**Recorded information**:

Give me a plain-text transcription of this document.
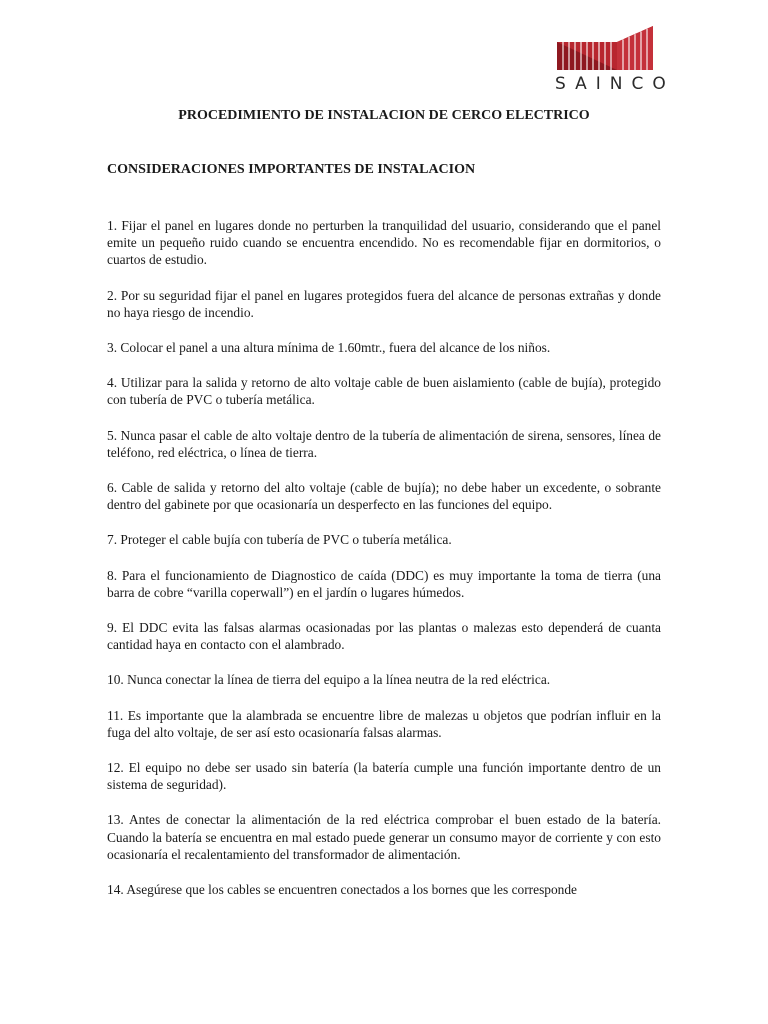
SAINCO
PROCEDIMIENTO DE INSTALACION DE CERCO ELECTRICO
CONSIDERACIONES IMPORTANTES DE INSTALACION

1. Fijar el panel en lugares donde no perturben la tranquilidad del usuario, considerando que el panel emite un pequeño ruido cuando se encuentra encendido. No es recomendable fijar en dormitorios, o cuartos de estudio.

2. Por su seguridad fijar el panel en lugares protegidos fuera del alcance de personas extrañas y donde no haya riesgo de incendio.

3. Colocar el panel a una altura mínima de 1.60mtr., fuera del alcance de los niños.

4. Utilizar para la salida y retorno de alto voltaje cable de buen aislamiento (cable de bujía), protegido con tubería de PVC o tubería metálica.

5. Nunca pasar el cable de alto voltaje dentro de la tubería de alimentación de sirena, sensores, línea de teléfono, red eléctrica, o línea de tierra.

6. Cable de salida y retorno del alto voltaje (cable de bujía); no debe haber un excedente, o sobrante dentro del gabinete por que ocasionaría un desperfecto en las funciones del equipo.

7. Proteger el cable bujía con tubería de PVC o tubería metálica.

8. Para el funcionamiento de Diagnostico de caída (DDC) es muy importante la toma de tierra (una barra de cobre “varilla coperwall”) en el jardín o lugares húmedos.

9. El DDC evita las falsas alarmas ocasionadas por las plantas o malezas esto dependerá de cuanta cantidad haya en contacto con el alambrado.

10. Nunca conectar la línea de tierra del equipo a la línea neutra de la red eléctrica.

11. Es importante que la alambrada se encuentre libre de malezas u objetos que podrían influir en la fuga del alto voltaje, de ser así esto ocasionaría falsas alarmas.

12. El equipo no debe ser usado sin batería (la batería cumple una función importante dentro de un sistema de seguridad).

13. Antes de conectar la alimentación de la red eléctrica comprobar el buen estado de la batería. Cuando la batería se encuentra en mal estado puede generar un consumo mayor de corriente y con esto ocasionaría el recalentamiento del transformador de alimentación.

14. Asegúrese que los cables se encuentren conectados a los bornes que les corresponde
---
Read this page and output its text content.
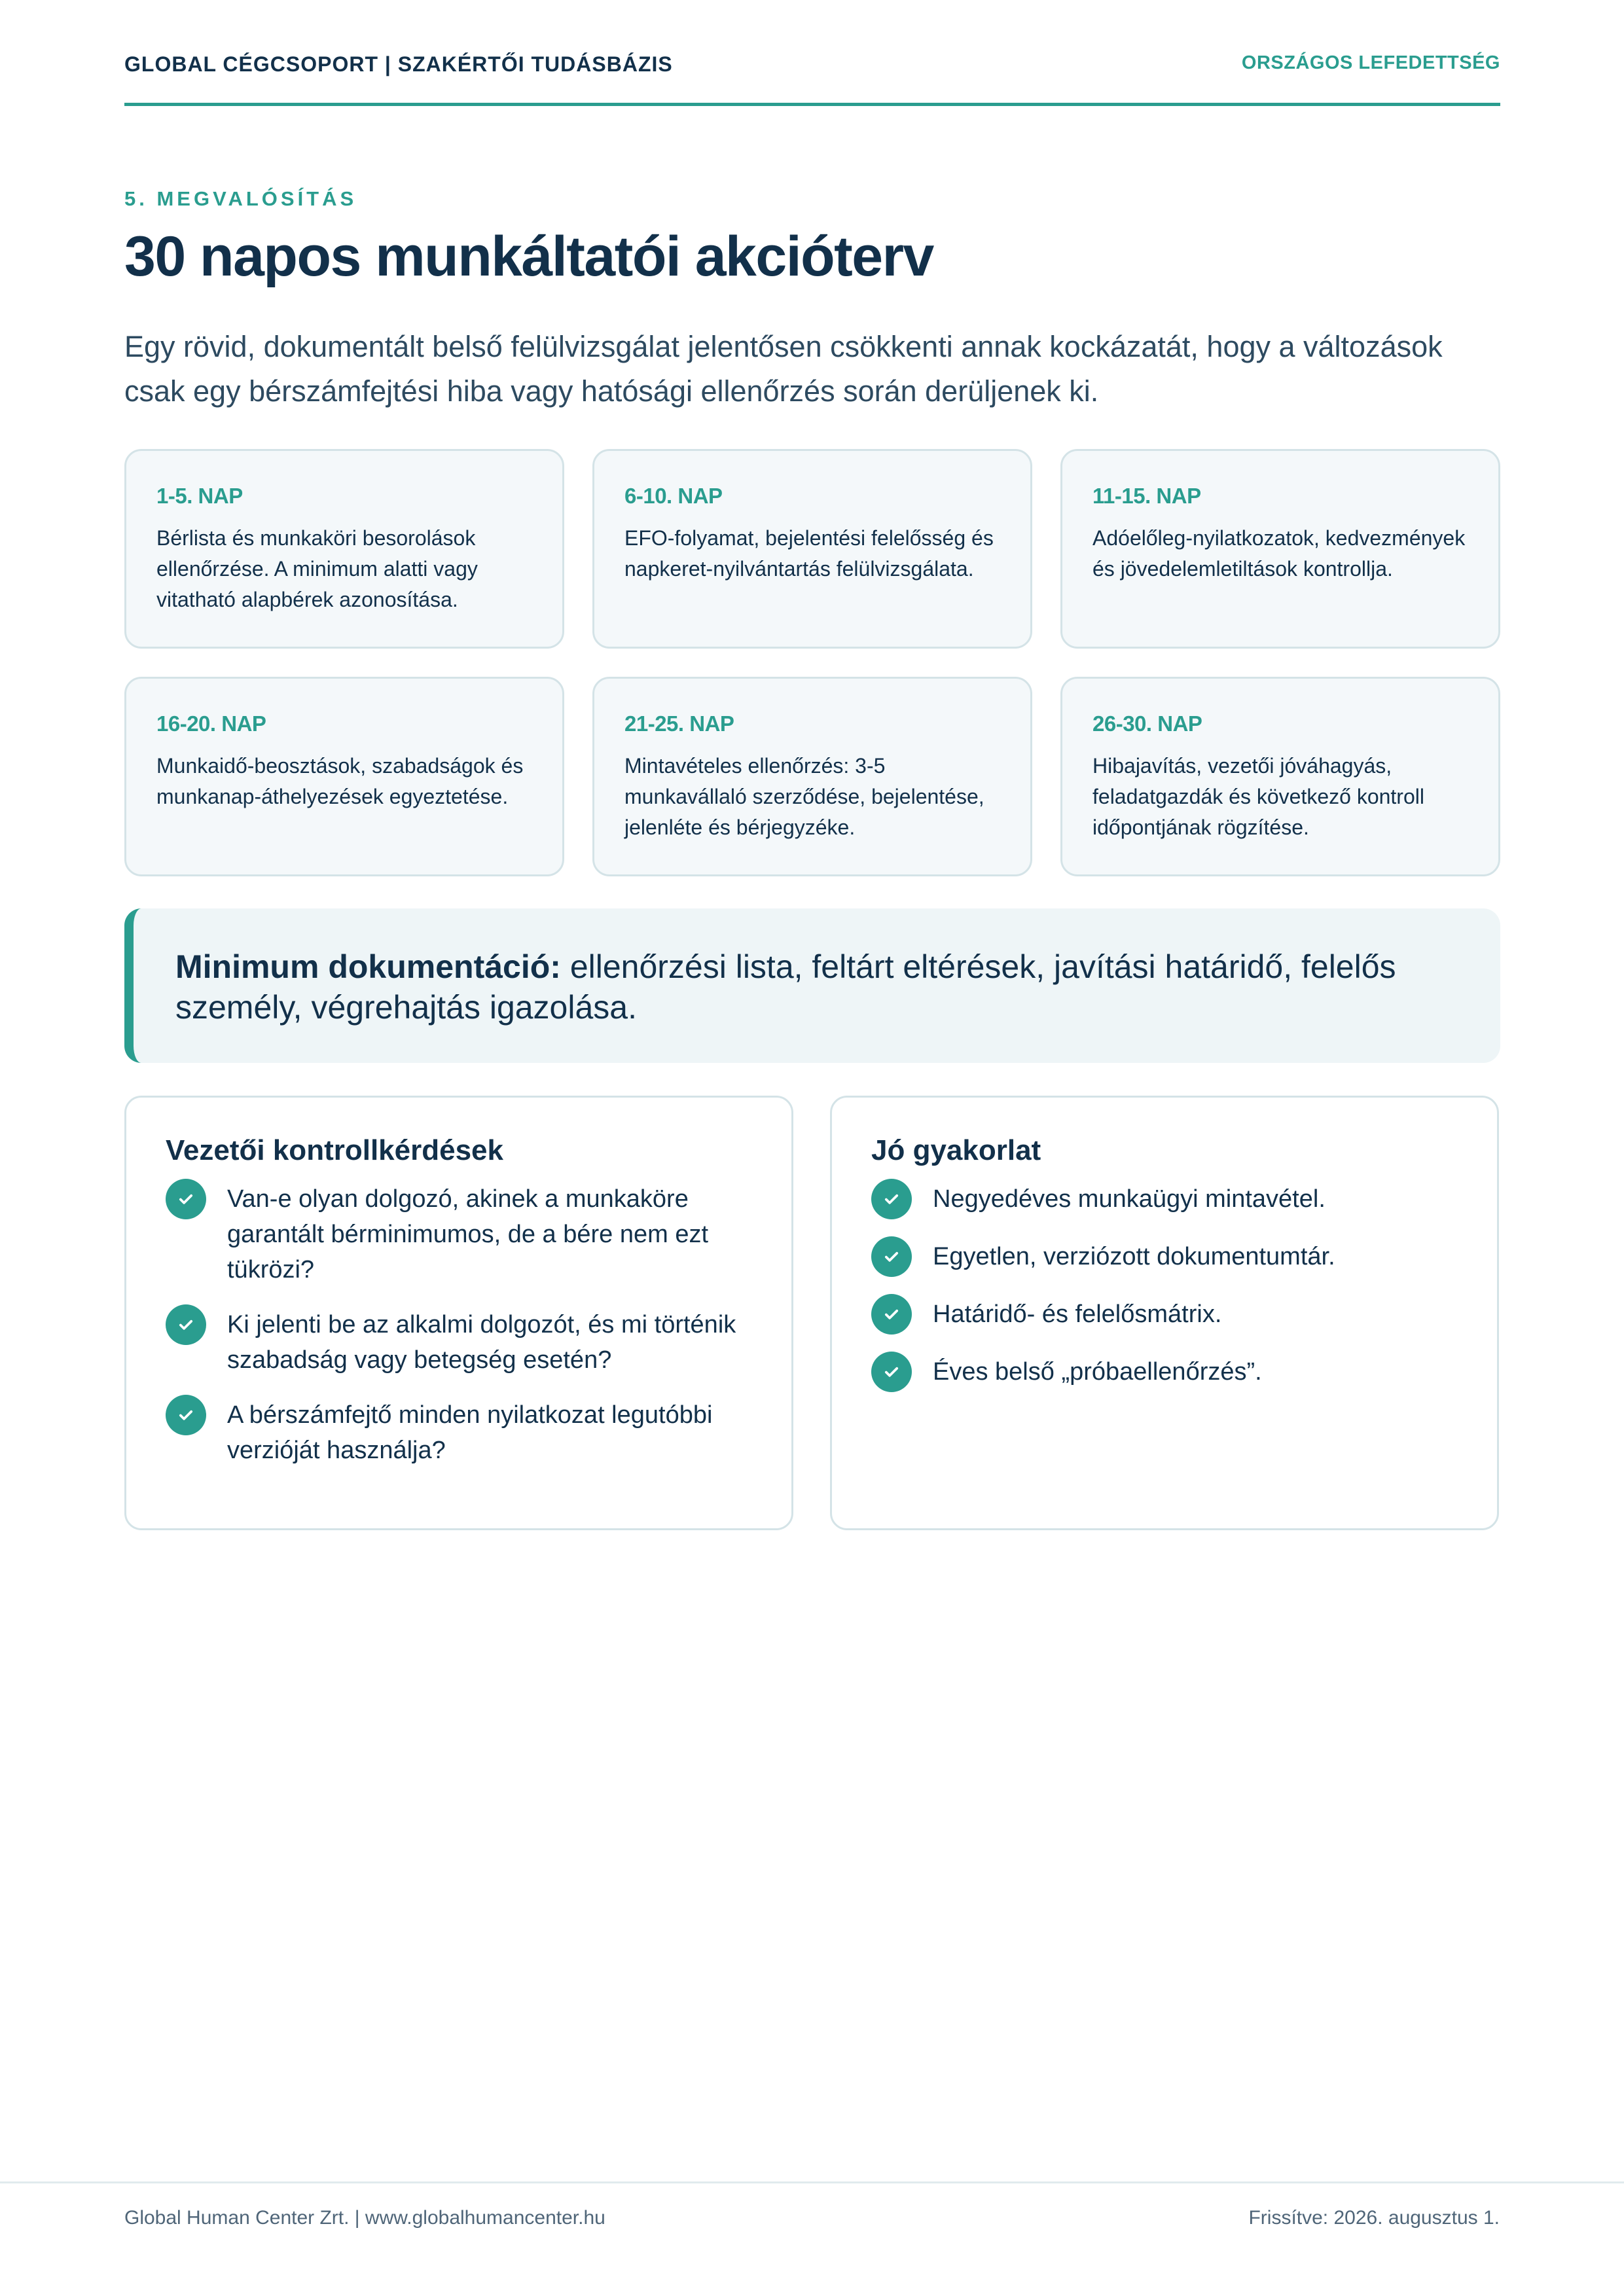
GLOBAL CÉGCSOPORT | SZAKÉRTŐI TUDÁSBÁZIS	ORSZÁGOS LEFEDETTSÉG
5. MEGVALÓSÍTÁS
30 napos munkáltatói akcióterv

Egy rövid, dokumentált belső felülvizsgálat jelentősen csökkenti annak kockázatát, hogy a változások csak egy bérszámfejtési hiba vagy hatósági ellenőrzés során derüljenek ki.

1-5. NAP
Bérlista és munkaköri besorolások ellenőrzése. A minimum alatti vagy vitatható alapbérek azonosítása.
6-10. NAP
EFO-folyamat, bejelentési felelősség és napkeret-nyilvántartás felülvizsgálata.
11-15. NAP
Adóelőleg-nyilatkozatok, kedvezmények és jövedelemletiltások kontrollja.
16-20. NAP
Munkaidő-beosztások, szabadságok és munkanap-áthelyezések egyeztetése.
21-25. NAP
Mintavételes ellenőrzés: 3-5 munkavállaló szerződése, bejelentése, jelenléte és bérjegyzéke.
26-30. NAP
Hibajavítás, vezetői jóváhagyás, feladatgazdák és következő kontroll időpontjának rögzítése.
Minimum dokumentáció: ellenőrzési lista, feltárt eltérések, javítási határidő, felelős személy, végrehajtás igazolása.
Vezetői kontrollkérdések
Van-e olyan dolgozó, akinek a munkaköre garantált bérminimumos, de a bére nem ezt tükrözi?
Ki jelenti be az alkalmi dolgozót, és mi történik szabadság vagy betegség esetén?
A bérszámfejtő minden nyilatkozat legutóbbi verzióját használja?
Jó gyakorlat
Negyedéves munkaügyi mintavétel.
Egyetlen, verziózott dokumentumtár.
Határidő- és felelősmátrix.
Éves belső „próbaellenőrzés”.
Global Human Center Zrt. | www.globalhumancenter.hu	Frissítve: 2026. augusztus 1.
* * *
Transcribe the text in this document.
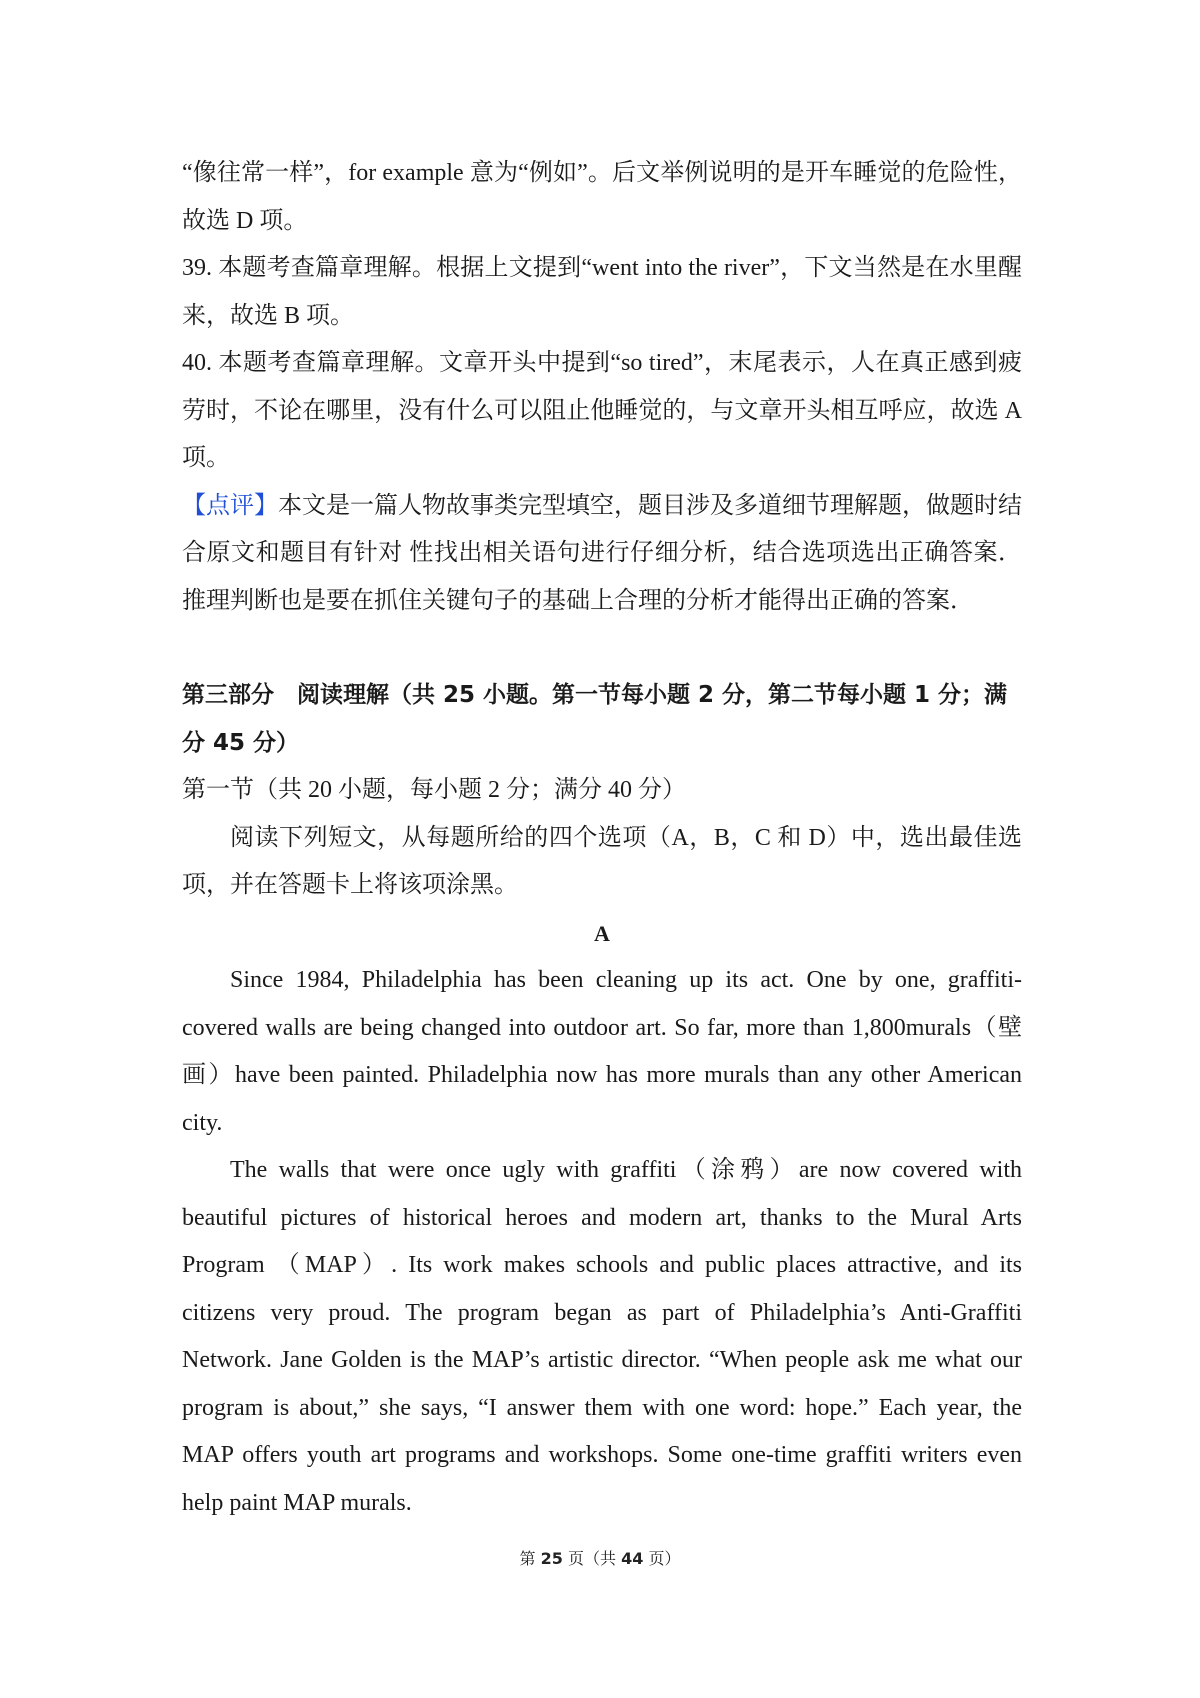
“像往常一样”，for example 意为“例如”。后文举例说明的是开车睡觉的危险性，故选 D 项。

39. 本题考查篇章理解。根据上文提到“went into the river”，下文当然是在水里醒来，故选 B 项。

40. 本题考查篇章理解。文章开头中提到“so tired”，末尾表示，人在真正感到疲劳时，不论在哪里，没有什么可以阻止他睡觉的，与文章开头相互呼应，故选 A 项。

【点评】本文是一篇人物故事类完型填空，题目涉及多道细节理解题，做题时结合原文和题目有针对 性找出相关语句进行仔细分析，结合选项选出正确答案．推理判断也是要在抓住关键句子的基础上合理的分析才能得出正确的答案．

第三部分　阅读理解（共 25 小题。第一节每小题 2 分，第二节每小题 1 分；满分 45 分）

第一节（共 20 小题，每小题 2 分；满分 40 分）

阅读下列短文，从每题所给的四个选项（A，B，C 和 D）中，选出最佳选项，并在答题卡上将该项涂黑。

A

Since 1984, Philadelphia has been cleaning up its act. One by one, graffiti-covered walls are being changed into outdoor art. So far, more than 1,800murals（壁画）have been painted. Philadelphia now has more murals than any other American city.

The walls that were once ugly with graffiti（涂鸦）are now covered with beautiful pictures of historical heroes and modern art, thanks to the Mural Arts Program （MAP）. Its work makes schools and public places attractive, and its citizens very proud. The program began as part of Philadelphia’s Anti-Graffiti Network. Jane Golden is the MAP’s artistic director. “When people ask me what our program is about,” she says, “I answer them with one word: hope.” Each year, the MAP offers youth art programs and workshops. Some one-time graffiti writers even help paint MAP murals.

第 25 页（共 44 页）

**Written task**: Pull every line containing the word "panel" out of the material.

**Correct response**:
1. Fijar el panel en lugares donde no perturben la tranquilidad del usuario, considerando que el panel emite un pequeño ruido cuando se encuentra encendido. No es recomendable fijar en dormitorios, o cuartos de estudio.
2. Por su seguridad fijar el panel en lugares protegidos fuera del alcance de personas extrañas y donde no haya riesgo de incendio.
3. Colocar el panel a una altura mínima de 1.60mtr., fuera del alcance de los niños.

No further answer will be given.